# [REQUIREMENT]
Scan the lines below for the string "ultime" and copy every one that has it.
++++ INPUT ROWS
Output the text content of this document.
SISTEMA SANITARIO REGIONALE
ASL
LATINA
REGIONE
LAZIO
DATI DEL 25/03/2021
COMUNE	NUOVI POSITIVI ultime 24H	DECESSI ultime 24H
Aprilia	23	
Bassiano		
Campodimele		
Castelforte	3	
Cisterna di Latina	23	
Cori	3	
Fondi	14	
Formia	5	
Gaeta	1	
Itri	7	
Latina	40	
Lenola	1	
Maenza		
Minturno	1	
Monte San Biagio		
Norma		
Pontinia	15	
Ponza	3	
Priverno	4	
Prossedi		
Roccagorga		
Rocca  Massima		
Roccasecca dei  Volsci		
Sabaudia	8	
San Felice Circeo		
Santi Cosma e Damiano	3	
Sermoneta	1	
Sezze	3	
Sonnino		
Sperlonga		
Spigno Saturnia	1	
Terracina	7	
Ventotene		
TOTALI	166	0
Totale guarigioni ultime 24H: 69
++++++++
# [COMPLETED TASK]
COMUNE	NUOVI POSITIVI ultime 24H	DECESSI ultime 24H
Totale guarigioni ultime 24H: 69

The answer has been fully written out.